### What to do
Reproduce all of the data below without alteration; exclude every picture.

=======

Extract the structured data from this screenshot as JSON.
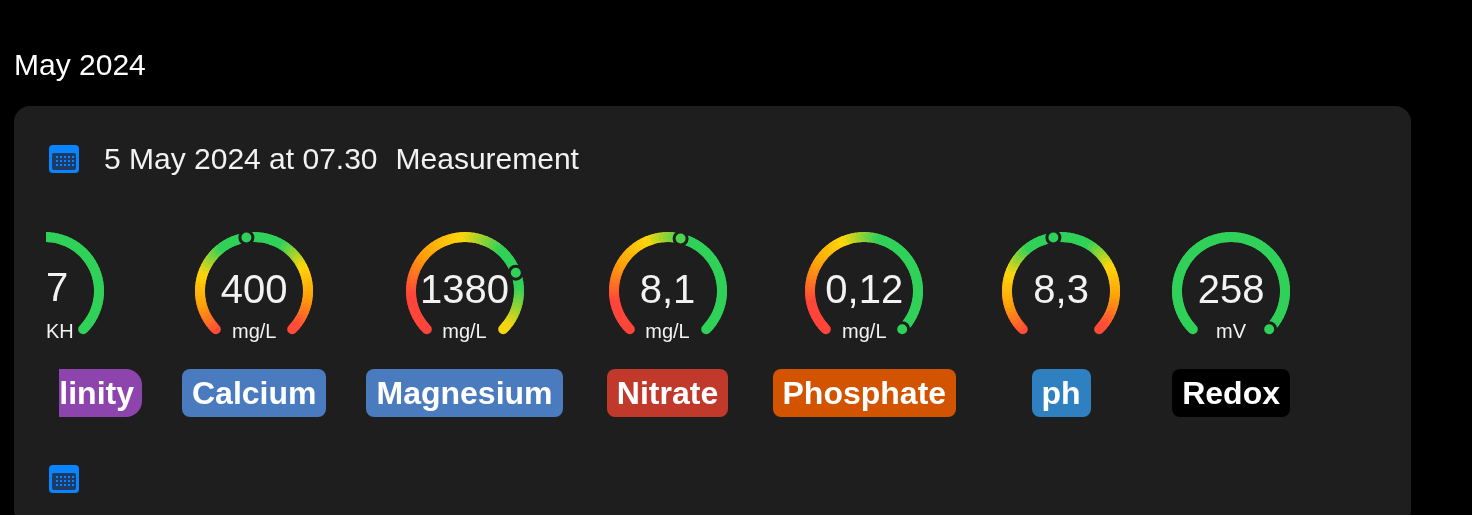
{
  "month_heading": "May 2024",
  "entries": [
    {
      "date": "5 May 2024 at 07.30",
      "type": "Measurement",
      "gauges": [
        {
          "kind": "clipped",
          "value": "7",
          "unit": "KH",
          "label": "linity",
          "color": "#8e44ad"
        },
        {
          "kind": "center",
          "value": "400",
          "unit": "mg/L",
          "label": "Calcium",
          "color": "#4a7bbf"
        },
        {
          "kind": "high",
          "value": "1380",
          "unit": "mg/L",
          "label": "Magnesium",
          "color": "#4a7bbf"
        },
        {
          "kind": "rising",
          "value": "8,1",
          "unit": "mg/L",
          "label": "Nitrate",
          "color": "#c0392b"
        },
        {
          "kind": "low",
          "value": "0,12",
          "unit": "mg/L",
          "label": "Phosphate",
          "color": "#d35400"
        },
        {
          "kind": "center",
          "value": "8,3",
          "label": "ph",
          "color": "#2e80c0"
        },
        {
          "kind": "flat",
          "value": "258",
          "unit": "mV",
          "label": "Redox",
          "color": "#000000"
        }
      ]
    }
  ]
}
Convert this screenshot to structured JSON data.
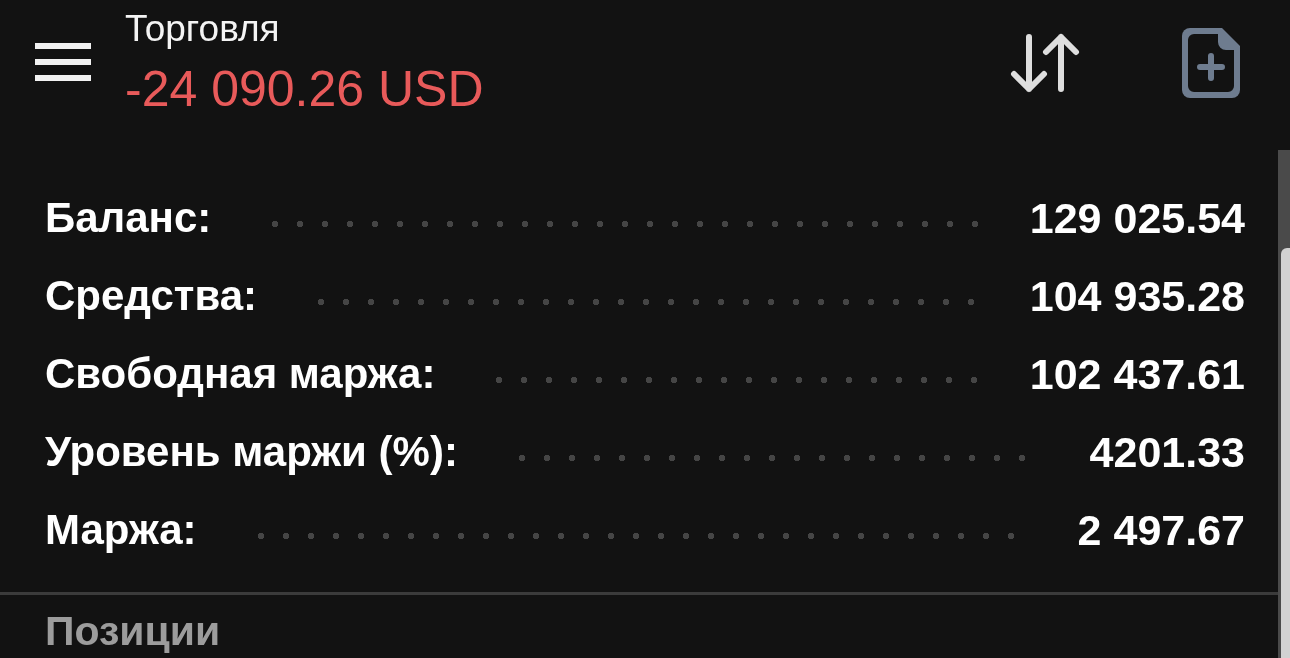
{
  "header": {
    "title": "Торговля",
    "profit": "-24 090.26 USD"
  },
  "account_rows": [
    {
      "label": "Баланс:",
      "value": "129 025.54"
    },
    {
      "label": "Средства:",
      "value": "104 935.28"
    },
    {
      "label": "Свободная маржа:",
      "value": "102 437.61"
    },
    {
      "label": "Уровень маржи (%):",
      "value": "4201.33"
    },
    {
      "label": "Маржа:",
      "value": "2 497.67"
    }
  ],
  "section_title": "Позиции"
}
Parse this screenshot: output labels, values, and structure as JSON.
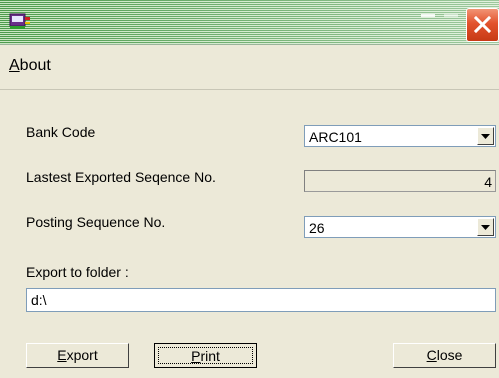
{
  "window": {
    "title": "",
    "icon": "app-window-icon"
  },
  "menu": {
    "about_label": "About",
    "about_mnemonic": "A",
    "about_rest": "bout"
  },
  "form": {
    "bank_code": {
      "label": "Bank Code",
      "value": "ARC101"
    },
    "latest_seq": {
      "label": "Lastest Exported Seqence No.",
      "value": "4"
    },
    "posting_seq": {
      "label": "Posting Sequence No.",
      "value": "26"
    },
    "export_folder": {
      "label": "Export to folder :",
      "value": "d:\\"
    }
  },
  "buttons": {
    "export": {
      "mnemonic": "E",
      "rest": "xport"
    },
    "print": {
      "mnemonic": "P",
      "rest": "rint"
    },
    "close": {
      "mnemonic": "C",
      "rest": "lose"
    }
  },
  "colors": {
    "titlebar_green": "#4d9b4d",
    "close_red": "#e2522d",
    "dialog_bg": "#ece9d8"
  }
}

=======

### Response to the exercise
Extract the structured data from this screenshot as JSON.
{
  "month_heading": "May 2024",
  "entries": [
    {
      "date": "5 May 2024 at 07.30",
      "type": "Measurement",
      "gauges": [
        {
          "kind": "clipped",
          "value": "7",
          "unit": "KH",
          "label": "linity",
          "color": "#8e44ad"
        },
        {
          "kind": "center",
          "value": "400",
          "unit": "mg/L",
          "label": "Calcium",
          "color": "#4a7bbf"
        },
        {
          "kind": "high",
          "value": "1380",
          "unit": "mg/L",
          "label": "Magnesium",
          "color": "#4a7bbf"
        },
        {
          "kind": "rising",
          "value": "8,1",
          "unit": "mg/L",
          "label": "Nitrate",
          "color": "#c0392b"
        },
        {
          "kind": "low",
          "value": "0,12",
          "unit": "mg/L",
          "label": "Phosphate",
          "color": "#d35400"
        },
        {
          "kind": "center",
          "value": "8,3",
          "label": "ph",
          "color": "#2e80c0"
        },
        {
          "kind": "flat",
          "value": "258",
          "unit": "mV",
          "label": "Redox",
          "color": "#000000"
        }
      ]
    }
  ]
}
Convert this screenshot to structured JSON data.
{
  "header": {
    "title": "Торговля",
    "profit": "-24 090.26 USD"
  },
  "account_rows": [
    {
      "label": "Баланс:",
      "value": "129 025.54"
    },
    {
      "label": "Средства:",
      "value": "104 935.28"
    },
    {
      "label": "Свободная маржа:",
      "value": "102 437.61"
    },
    {
      "label": "Уровень маржи (%):",
      "value": "4201.33"
    },
    {
      "label": "Маржа:",
      "value": "2 497.67"
    }
  ],
  "section_title": "Позиции"
}
Parse this screenshot: output labels, values, and structure as JSON.
{
  "window": {
    "title": "",
    "icon": "app-window-icon"
  },
  "menu": {
    "about_label": "About",
    "about_mnemonic": "A",
    "about_rest": "bout"
  },
  "form": {
    "bank_code": {
      "label": "Bank Code",
      "value": "ARC101"
    },
    "latest_seq": {
      "label": "Lastest Exported Seqence No.",
      "value": "4"
    },
    "posting_seq": {
      "label": "Posting Sequence No.",
      "value": "26"
    },
    "export_folder": {
      "label": "Export to folder :",
      "value": "d:\\"
    }
  },
  "buttons": {
    "export": {
      "mnemonic": "E",
      "rest": "xport"
    },
    "print": {
      "mnemonic": "P",
      "rest": "rint"
    },
    "close": {
      "mnemonic": "C",
      "rest": "lose"
    }
  },
  "colors": {
    "titlebar_green": "#4d9b4d",
    "close_red": "#e2522d",
    "dialog_bg": "#ece9d8"
  }
}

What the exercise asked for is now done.